Write out every line of the entries below, keeping each one unchanged.
# Start of Listing
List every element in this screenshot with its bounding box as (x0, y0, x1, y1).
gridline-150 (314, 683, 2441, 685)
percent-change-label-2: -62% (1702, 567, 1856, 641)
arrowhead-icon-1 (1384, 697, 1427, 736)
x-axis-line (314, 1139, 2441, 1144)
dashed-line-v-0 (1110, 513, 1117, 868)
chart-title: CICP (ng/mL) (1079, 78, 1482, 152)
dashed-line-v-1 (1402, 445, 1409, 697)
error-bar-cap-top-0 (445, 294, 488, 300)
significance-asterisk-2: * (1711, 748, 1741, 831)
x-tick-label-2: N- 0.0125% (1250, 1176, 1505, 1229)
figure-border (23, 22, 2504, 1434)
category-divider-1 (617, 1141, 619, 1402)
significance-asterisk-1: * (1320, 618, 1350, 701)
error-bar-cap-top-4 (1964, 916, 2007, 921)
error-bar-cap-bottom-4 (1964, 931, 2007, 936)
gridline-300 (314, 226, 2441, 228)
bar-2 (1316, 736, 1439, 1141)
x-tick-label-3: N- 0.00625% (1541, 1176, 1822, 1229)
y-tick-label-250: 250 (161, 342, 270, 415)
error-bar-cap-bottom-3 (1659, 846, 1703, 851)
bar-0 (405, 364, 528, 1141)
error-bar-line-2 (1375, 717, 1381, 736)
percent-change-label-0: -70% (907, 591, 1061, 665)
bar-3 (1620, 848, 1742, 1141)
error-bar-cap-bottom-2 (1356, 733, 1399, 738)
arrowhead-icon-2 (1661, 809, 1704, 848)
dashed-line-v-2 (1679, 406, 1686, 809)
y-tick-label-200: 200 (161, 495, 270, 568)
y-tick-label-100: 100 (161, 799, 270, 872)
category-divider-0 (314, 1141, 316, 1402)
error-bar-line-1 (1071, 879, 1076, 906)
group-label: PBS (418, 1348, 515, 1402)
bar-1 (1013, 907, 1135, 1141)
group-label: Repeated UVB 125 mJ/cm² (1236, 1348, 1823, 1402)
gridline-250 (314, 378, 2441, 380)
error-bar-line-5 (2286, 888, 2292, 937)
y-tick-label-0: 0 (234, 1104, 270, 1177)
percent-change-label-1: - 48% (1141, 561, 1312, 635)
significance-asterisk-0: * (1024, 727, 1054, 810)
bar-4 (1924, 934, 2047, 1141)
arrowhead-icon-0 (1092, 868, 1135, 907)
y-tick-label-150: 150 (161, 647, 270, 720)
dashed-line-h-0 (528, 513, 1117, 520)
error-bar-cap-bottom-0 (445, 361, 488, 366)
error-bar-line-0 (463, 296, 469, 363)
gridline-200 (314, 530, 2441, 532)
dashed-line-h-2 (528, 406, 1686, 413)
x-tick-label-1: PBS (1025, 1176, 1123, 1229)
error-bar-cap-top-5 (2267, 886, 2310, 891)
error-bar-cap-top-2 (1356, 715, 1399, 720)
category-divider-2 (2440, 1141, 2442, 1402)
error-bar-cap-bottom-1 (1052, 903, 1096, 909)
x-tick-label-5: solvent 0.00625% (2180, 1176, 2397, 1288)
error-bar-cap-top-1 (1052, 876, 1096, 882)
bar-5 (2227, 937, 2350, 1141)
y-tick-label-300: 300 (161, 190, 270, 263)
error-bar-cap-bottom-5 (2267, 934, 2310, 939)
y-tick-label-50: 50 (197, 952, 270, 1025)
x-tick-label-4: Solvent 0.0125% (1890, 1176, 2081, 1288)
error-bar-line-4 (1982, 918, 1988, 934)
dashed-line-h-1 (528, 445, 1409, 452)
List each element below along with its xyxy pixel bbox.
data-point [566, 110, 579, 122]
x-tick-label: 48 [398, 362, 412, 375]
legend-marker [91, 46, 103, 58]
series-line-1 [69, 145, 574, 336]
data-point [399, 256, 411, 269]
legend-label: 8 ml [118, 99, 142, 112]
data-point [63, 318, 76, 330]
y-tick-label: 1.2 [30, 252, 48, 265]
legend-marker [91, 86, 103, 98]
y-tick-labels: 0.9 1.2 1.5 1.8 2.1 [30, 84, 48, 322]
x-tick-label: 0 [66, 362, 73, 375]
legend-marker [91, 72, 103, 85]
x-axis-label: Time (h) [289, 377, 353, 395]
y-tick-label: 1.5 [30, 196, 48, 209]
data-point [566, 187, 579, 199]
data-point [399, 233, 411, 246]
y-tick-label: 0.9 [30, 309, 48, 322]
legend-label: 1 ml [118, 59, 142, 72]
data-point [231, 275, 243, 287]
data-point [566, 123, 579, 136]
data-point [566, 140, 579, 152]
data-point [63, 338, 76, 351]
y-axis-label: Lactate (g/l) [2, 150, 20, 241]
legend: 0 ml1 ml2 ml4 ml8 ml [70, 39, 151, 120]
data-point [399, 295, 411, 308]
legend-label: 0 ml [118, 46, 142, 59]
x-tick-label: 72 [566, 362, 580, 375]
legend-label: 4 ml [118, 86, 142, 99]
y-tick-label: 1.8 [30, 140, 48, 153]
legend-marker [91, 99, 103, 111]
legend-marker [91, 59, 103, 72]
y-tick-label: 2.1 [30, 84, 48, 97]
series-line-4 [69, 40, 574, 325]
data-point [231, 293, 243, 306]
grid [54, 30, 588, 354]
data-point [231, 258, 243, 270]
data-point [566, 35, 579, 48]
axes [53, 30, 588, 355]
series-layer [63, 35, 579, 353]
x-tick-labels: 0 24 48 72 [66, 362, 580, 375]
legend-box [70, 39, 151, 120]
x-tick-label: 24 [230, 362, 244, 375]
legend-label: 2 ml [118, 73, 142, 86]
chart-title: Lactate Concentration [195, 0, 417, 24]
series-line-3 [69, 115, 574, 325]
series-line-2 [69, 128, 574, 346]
# End of Listing
» Result of the exercise
List every element in this screenshot with its bounding box as (x0, y0, x1, y1).
gridline-150 (314, 683, 2441, 685)
percent-change-label-2: -62% (1702, 567, 1856, 641)
arrowhead-icon-1 (1384, 697, 1427, 736)
x-axis-line (314, 1139, 2441, 1144)
dashed-line-v-0 (1110, 513, 1117, 868)
chart-title: CICP (ng/mL) (1079, 78, 1482, 152)
dashed-line-v-1 (1402, 445, 1409, 697)
error-bar-cap-top-0 (445, 294, 488, 300)
significance-asterisk-2: * (1711, 748, 1741, 831)
x-tick-label-2: N- 0.0125% (1250, 1176, 1505, 1229)
figure-border (23, 22, 2504, 1434)
category-divider-1 (617, 1141, 619, 1402)
significance-asterisk-1: * (1320, 618, 1350, 701)
error-bar-cap-top-4 (1964, 916, 2007, 921)
error-bar-cap-bottom-4 (1964, 931, 2007, 936)
gridline-300 (314, 226, 2441, 228)
bar-2 (1316, 736, 1439, 1141)
x-tick-label-3: N- 0.00625% (1541, 1176, 1822, 1229)
y-tick-label-250: 250 (161, 342, 270, 415)
error-bar-cap-bottom-3 (1659, 846, 1703, 851)
bar-0 (405, 364, 528, 1141)
error-bar-line-2 (1375, 717, 1381, 736)
percent-change-label-0: -70% (907, 591, 1061, 665)
bar-3 (1620, 848, 1742, 1141)
error-bar-cap-bottom-2 (1356, 733, 1399, 738)
arrowhead-icon-2 (1661, 809, 1704, 848)
dashed-line-v-2 (1679, 406, 1686, 809)
y-tick-label-200: 200 (161, 495, 270, 568)
y-tick-label-100: 100 (161, 799, 270, 872)
category-divider-0 (314, 1141, 316, 1402)
error-bar-line-1 (1071, 879, 1076, 906)
group-label: PBS (418, 1348, 515, 1402)
bar-1 (1013, 907, 1135, 1141)
group-label: Repeated UVB 125 mJ/cm² (1236, 1348, 1823, 1402)
gridline-250 (314, 378, 2441, 380)
error-bar-line-5 (2286, 888, 2292, 937)
y-tick-label-0: 0 (234, 1104, 270, 1177)
percent-change-label-1: - 48% (1141, 561, 1312, 635)
significance-asterisk-0: * (1024, 727, 1054, 810)
bar-4 (1924, 934, 2047, 1141)
arrowhead-icon-0 (1092, 868, 1135, 907)
y-tick-label-150: 150 (161, 647, 270, 720)
dashed-line-h-0 (528, 513, 1117, 520)
error-bar-cap-bottom-0 (445, 361, 488, 366)
error-bar-line-0 (463, 296, 469, 363)
gridline-200 (314, 530, 2441, 532)
dashed-line-h-2 (528, 406, 1686, 413)
x-tick-label-1: PBS (1025, 1176, 1123, 1229)
error-bar-cap-top-5 (2267, 886, 2310, 891)
error-bar-cap-top-2 (1356, 715, 1399, 720)
category-divider-2 (2440, 1141, 2442, 1402)
error-bar-cap-bottom-1 (1052, 903, 1096, 909)
x-tick-label-5: solvent 0.00625% (2180, 1176, 2397, 1288)
error-bar-cap-top-1 (1052, 876, 1096, 882)
bar-5 (2227, 937, 2350, 1141)
y-tick-label-300: 300 (161, 190, 270, 263)
error-bar-cap-bottom-5 (2267, 934, 2310, 939)
y-tick-label-50: 50 (197, 952, 270, 1025)
x-tick-label-4: Solvent 0.0125% (1890, 1176, 2081, 1288)
error-bar-line-4 (1982, 918, 1988, 934)
dashed-line-h-1 (528, 445, 1409, 452)
List each element below along with its xyxy pixel bbox.
data-point [566, 110, 579, 122]
x-tick-label: 48 [398, 362, 412, 375]
legend-marker [91, 46, 103, 58]
series-line-1 [69, 145, 574, 336]
data-point [399, 256, 411, 269]
legend-label: 8 ml [118, 99, 142, 112]
data-point [63, 318, 76, 330]
y-tick-label: 1.2 [30, 252, 48, 265]
legend-marker [91, 86, 103, 98]
y-tick-labels: 0.9 1.2 1.5 1.8 2.1 [30, 84, 48, 322]
x-tick-label: 0 [66, 362, 73, 375]
legend-marker [91, 72, 103, 85]
x-axis-label: Time (h) [289, 377, 353, 395]
y-tick-label: 1.5 [30, 196, 48, 209]
data-point [566, 187, 579, 199]
data-point [399, 233, 411, 246]
y-tick-label: 0.9 [30, 309, 48, 322]
legend-label: 1 ml [118, 59, 142, 72]
data-point [231, 275, 243, 287]
data-point [566, 123, 579, 136]
data-point [566, 140, 579, 152]
data-point [63, 338, 76, 351]
y-axis-label: Lactate (g/l) [2, 150, 20, 241]
legend: 0 ml1 ml2 ml4 ml8 ml [70, 39, 151, 120]
data-point [399, 295, 411, 308]
legend-label: 0 ml [118, 46, 142, 59]
x-tick-label: 72 [566, 362, 580, 375]
legend-label: 4 ml [118, 86, 142, 99]
y-tick-label: 1.8 [30, 140, 48, 153]
legend-marker [91, 99, 103, 111]
legend-marker [91, 59, 103, 72]
y-tick-label: 2.1 [30, 84, 48, 97]
series-line-4 [69, 40, 574, 325]
data-point [231, 293, 243, 306]
grid [54, 30, 588, 354]
data-point [231, 258, 243, 270]
data-point [566, 35, 579, 48]
axes [53, 30, 588, 355]
series-layer [63, 35, 579, 353]
x-tick-labels: 0 24 48 72 [66, 362, 580, 375]
legend-box [70, 39, 151, 120]
x-tick-label: 24 [230, 362, 244, 375]
legend-label: 2 ml [118, 73, 142, 86]
chart-title: Lactate Concentration [195, 0, 417, 24]
series-line-3 [69, 115, 574, 325]
series-line-2 [69, 128, 574, 346]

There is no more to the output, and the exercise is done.